(Source records)
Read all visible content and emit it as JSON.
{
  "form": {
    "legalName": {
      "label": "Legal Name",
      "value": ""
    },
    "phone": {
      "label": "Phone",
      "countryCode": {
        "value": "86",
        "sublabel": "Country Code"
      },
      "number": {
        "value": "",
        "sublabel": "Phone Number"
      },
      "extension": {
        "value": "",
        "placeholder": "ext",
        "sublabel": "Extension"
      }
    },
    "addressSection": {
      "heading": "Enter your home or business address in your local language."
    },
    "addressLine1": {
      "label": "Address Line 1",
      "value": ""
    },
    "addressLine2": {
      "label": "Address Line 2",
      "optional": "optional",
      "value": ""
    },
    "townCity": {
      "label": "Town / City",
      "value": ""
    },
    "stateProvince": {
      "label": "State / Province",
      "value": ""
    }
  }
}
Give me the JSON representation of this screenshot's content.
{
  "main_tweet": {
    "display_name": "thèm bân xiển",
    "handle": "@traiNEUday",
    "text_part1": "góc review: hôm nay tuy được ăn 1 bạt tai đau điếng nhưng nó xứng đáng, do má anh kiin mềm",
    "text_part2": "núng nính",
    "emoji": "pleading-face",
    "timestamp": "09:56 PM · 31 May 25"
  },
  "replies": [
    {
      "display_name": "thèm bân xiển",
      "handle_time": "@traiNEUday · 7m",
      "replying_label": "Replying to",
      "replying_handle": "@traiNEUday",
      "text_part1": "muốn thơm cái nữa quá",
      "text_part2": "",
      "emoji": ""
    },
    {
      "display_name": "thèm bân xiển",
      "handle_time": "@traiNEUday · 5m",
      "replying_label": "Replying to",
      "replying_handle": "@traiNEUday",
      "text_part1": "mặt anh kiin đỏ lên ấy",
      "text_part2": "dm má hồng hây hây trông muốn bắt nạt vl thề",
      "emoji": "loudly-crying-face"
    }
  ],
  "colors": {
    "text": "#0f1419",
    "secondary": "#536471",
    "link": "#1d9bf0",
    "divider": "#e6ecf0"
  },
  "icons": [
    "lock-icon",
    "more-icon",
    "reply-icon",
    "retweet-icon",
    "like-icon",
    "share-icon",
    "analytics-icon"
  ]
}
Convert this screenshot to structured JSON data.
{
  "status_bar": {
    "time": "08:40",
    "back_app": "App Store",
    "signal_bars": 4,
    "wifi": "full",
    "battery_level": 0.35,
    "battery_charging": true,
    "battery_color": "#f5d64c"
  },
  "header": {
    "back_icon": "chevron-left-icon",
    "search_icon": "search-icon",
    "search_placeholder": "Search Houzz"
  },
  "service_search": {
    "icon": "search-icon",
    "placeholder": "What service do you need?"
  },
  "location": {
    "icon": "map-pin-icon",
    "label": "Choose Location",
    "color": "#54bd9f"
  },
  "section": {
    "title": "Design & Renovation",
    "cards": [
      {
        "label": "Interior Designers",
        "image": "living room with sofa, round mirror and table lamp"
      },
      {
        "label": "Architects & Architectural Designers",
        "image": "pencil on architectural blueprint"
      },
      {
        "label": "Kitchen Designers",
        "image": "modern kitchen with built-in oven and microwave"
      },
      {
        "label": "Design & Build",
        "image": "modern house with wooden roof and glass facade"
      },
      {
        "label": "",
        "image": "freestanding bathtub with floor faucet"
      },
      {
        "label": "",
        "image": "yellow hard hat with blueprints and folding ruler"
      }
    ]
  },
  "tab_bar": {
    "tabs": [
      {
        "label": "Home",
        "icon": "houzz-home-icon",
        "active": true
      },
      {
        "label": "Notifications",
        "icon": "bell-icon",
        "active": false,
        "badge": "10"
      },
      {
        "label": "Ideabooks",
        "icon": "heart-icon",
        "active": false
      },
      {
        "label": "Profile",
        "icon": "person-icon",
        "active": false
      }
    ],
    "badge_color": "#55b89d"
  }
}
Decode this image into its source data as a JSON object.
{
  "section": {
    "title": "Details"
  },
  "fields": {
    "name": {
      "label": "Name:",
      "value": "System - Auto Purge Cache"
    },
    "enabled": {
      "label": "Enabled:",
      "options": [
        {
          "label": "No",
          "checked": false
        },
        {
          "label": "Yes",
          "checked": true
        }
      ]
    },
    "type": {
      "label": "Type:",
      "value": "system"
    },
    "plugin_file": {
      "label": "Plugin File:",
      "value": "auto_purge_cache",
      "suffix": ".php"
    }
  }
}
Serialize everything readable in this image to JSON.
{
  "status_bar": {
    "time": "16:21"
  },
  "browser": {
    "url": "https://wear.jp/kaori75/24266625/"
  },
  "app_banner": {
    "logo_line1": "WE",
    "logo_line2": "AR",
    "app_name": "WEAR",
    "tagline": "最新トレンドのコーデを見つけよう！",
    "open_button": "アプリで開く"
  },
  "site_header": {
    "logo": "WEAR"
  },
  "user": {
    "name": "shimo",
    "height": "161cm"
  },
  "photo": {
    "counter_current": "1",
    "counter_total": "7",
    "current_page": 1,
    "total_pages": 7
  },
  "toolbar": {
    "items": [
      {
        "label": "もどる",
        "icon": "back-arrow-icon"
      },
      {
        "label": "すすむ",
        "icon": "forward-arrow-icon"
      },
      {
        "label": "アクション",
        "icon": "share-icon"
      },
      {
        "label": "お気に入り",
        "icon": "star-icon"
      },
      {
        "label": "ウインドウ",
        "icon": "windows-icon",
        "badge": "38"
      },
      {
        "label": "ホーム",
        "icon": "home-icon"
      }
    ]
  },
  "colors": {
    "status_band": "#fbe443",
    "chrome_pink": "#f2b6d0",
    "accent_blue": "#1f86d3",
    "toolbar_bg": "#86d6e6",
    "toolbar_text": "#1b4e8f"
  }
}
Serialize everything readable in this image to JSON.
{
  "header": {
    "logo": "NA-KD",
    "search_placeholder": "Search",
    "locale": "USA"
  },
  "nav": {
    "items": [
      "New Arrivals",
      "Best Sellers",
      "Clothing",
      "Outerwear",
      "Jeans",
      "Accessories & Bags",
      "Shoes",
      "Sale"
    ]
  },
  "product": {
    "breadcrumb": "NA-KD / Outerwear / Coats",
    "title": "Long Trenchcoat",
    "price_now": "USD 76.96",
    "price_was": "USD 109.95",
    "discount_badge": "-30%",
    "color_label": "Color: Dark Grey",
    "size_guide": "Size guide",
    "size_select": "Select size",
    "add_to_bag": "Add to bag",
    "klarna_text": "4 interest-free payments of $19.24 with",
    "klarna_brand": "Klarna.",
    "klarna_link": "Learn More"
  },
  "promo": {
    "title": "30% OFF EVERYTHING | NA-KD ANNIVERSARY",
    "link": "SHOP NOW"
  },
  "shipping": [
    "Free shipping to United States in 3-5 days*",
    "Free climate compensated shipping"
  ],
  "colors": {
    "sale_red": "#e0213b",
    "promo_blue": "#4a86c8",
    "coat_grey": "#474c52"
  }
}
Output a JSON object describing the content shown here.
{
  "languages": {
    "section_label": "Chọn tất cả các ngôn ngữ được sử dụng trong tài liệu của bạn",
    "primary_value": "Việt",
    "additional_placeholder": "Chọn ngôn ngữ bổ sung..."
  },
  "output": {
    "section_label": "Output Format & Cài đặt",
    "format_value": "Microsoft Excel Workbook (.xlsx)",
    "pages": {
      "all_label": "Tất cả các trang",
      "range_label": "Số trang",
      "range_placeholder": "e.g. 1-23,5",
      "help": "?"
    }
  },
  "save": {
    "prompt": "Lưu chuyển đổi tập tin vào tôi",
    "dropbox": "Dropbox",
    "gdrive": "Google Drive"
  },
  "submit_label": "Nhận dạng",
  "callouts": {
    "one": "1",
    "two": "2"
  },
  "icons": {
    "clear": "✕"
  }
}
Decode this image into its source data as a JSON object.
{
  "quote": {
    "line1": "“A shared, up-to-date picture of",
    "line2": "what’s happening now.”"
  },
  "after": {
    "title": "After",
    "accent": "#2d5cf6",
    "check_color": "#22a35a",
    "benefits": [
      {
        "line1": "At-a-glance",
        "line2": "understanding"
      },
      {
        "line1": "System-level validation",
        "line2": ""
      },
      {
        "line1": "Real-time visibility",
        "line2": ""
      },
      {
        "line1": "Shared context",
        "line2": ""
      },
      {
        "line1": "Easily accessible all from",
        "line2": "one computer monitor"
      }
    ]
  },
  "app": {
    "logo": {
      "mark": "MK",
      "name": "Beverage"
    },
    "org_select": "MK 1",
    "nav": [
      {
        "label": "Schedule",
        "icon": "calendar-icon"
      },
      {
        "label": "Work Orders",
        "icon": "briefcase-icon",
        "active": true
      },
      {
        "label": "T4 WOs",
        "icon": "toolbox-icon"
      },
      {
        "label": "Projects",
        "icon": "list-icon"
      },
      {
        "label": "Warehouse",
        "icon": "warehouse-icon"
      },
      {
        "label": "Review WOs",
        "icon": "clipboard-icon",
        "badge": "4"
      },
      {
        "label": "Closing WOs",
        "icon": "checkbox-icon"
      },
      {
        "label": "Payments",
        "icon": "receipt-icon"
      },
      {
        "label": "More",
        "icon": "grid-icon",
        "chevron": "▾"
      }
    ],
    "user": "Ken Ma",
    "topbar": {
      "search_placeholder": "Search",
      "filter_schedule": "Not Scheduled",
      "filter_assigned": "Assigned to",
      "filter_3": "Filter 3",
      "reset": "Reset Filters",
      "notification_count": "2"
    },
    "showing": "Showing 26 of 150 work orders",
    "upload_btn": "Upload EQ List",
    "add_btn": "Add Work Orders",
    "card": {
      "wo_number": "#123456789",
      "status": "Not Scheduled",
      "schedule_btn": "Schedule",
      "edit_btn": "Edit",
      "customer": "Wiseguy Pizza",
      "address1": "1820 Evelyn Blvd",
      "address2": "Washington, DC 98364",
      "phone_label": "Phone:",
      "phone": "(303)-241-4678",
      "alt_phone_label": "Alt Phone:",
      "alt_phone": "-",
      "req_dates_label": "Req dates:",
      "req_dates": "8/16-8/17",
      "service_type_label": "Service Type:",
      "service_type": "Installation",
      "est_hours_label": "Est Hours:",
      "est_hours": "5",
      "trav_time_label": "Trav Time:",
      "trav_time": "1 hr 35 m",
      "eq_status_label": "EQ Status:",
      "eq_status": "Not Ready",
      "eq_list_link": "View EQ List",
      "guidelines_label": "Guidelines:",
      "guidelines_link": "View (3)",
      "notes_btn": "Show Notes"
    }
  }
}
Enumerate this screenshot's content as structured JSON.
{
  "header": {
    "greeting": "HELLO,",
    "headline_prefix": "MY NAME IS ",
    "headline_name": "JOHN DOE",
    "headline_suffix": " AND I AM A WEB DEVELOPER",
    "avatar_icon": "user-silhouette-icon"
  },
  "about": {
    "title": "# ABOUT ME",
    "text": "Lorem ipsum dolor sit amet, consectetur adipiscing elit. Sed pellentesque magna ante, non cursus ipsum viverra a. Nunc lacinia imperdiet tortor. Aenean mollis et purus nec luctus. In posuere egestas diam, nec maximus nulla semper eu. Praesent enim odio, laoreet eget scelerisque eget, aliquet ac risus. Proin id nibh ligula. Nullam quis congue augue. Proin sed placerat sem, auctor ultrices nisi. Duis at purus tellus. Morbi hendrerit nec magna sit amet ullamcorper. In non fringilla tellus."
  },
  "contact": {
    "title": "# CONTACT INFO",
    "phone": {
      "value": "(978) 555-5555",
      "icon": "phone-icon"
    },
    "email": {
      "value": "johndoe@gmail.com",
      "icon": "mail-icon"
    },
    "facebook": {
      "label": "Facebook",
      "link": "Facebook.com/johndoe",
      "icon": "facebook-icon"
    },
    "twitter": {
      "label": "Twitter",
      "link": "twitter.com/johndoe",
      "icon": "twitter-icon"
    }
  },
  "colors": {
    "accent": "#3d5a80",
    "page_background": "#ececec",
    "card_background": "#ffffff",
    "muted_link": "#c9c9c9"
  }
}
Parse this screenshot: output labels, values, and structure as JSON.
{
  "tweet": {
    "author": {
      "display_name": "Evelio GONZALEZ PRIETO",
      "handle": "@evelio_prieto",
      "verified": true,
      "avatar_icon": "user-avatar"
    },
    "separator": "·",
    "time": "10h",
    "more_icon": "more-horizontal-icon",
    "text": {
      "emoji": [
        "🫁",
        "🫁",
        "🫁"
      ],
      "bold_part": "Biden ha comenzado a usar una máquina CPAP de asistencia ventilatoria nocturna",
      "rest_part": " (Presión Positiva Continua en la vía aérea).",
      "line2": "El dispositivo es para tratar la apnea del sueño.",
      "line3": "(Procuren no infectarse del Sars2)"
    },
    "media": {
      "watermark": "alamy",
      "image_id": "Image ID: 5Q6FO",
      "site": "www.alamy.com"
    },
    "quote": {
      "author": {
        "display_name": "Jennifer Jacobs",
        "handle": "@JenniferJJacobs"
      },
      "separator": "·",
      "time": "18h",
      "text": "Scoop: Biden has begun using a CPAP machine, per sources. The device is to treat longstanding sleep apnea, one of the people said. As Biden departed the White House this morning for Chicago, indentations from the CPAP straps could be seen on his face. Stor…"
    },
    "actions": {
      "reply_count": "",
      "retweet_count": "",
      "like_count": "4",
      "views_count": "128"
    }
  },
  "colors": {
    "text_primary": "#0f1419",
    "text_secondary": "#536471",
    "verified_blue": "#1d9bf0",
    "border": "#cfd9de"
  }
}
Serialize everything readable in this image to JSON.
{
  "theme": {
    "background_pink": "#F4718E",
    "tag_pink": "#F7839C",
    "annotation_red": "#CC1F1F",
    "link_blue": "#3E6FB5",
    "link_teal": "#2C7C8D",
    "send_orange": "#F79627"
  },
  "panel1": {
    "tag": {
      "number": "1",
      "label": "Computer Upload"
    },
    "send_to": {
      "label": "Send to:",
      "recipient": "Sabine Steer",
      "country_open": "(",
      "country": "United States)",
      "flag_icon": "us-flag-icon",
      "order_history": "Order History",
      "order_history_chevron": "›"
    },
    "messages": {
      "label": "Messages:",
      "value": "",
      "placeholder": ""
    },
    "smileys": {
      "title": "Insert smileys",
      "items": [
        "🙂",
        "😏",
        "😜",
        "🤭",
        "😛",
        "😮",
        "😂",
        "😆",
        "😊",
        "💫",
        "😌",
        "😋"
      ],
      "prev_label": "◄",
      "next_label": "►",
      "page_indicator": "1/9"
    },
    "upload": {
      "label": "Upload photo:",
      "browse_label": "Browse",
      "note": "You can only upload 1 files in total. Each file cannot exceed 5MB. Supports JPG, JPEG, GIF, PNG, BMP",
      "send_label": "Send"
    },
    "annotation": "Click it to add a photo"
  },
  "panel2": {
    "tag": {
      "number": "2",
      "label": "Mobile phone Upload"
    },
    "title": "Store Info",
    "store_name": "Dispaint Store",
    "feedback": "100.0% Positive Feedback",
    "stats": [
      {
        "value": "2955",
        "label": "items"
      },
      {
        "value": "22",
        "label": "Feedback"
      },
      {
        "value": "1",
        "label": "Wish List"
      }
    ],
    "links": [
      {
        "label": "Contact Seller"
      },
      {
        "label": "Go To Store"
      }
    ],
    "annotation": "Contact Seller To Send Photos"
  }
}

§ Task statement: Using the data above, copy each line that contains "Biden".

§ Exercise result:
      "bold_part": "Biden ha comenzado a usar una máquina CPAP de asistencia ventilatoria nocturna",
      "text": "Scoop: Biden has begun using a CPAP machine, per sources. The device is to treat longstanding sleep apnea, one of the people said. As Biden departed the White House this morning for Chicago, indentations from the CPAP straps could be seen on his face. Stor…"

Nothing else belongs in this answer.